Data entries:
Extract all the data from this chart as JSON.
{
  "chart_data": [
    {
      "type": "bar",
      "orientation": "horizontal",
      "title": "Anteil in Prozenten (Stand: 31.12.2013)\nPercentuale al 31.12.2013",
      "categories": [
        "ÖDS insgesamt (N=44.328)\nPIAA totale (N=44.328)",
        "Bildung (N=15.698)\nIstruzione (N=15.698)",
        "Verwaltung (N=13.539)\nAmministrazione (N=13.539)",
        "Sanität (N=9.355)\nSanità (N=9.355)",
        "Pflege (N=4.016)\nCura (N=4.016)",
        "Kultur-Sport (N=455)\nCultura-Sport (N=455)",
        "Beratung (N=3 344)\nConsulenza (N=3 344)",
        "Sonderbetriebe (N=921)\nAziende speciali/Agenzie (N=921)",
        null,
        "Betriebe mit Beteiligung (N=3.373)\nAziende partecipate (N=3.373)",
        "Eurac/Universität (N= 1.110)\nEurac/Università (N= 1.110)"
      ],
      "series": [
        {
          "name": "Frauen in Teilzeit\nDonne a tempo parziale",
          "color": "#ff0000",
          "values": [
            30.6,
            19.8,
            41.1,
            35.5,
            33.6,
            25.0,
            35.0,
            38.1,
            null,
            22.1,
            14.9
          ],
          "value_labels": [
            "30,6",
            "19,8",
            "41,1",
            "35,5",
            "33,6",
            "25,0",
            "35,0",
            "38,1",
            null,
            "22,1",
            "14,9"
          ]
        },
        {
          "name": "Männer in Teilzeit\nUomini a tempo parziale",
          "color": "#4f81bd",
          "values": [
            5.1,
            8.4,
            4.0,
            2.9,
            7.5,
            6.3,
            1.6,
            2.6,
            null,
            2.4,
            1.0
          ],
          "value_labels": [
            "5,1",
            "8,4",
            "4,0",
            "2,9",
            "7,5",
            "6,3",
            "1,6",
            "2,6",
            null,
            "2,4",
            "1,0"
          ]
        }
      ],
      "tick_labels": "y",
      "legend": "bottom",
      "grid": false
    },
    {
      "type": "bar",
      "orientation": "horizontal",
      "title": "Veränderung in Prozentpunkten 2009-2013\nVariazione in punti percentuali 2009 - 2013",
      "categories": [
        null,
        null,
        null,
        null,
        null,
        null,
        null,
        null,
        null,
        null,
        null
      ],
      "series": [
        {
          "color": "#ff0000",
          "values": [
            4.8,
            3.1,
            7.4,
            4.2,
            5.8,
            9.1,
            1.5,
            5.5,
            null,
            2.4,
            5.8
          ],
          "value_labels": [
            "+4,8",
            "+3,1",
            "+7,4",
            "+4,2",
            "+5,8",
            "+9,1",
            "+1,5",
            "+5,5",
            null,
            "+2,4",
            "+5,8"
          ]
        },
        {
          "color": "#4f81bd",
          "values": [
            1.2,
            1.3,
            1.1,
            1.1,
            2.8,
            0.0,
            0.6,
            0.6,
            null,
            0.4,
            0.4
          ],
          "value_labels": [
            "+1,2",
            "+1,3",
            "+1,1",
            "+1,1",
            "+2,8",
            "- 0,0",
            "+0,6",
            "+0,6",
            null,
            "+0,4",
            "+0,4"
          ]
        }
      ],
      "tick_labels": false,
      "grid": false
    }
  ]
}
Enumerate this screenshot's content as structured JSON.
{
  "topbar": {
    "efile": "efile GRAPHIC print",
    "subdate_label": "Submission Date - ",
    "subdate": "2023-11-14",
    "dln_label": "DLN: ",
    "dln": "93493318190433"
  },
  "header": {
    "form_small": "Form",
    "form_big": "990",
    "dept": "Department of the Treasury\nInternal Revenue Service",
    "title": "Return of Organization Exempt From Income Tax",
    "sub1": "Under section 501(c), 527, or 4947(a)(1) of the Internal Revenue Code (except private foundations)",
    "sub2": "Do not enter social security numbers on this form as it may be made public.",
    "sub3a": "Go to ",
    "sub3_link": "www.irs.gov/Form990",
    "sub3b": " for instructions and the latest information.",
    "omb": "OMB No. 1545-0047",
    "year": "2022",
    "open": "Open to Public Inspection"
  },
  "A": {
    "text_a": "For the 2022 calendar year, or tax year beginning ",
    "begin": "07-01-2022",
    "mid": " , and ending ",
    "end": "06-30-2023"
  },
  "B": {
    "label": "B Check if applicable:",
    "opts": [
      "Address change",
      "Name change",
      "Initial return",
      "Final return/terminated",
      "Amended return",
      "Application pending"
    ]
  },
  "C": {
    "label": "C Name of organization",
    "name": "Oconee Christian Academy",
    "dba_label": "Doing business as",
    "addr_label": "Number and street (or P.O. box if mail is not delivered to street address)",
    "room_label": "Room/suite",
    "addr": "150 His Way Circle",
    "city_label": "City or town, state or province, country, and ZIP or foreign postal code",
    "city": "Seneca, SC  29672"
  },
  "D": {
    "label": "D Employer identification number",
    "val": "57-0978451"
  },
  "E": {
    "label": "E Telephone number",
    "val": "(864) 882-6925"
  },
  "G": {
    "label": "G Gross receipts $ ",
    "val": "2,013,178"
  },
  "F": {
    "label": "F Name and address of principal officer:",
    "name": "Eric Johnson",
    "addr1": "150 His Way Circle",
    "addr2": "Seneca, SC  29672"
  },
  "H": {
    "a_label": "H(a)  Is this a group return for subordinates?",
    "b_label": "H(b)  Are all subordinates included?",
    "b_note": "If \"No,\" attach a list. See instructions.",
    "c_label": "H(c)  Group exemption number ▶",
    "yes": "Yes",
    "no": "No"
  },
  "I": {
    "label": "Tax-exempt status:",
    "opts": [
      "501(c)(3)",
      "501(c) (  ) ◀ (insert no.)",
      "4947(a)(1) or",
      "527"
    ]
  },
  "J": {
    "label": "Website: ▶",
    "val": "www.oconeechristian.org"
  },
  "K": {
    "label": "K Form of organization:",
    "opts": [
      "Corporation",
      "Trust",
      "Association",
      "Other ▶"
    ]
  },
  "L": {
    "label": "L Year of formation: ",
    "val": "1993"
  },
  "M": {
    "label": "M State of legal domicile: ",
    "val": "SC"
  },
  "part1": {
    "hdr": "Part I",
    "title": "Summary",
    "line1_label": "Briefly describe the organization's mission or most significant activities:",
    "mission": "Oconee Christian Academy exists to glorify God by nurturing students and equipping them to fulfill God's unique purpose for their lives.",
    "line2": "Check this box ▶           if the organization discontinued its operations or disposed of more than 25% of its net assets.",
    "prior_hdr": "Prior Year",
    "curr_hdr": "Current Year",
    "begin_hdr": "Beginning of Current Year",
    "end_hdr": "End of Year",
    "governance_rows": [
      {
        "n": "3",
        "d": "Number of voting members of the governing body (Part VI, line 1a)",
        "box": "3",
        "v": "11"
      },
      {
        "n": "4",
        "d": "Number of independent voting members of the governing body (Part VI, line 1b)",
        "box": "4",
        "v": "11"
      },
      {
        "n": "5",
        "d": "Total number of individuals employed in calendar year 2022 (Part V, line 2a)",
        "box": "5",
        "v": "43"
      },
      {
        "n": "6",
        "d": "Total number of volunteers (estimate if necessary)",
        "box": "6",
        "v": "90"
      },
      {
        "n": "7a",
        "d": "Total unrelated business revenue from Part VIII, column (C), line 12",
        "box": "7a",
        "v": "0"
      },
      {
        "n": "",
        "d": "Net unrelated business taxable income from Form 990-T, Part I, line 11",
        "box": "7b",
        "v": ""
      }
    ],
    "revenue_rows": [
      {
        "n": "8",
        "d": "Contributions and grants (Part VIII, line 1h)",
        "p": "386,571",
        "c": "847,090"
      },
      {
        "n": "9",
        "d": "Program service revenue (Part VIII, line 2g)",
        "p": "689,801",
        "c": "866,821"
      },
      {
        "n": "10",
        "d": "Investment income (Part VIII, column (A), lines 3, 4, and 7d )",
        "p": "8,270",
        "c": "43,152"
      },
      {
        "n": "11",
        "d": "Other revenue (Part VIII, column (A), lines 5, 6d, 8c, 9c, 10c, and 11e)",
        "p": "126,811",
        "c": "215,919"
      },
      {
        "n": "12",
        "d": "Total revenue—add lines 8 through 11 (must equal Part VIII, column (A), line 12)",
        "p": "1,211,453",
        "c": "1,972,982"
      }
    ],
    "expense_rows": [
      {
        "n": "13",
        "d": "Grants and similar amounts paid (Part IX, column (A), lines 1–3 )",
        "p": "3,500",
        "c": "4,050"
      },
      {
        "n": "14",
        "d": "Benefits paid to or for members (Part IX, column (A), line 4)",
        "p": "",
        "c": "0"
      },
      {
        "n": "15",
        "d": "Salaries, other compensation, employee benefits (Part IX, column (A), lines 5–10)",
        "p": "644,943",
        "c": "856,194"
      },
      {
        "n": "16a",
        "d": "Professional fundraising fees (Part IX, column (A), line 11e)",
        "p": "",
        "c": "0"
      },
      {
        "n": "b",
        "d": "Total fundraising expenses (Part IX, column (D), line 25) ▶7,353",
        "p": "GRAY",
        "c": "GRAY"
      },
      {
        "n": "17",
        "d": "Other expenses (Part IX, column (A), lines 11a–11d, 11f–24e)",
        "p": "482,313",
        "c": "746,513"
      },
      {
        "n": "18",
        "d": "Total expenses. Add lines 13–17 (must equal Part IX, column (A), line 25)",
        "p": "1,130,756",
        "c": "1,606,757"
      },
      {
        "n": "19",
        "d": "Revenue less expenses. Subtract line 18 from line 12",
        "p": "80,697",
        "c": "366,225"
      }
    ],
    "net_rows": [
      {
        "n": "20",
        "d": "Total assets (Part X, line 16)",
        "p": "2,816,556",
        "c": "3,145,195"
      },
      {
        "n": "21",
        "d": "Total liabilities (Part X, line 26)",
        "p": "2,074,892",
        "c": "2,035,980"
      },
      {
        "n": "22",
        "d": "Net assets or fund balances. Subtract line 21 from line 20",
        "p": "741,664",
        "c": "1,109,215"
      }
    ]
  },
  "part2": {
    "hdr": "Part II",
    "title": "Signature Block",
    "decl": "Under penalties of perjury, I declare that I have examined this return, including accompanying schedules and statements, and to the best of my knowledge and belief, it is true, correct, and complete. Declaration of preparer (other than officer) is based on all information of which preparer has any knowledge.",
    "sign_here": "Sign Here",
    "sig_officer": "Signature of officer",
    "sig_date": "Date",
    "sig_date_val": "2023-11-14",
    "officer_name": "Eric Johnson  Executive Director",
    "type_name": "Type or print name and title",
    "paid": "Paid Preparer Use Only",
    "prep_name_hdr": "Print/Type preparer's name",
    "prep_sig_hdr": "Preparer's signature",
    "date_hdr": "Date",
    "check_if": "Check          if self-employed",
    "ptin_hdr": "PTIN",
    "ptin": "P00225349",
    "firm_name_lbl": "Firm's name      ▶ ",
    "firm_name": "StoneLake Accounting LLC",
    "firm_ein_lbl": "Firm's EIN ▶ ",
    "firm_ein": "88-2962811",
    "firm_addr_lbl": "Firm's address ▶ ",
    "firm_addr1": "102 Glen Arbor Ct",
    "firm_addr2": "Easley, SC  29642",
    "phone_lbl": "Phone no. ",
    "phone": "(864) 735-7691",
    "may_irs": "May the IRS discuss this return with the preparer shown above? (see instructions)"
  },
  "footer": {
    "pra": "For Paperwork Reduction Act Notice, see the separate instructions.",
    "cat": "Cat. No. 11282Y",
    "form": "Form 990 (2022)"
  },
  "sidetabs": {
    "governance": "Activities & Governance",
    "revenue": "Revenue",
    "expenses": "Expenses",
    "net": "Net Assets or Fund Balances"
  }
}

- _Task details_: How many lines in the listing above contain the string "business"? Answer with the number only.

- _Response below_: 3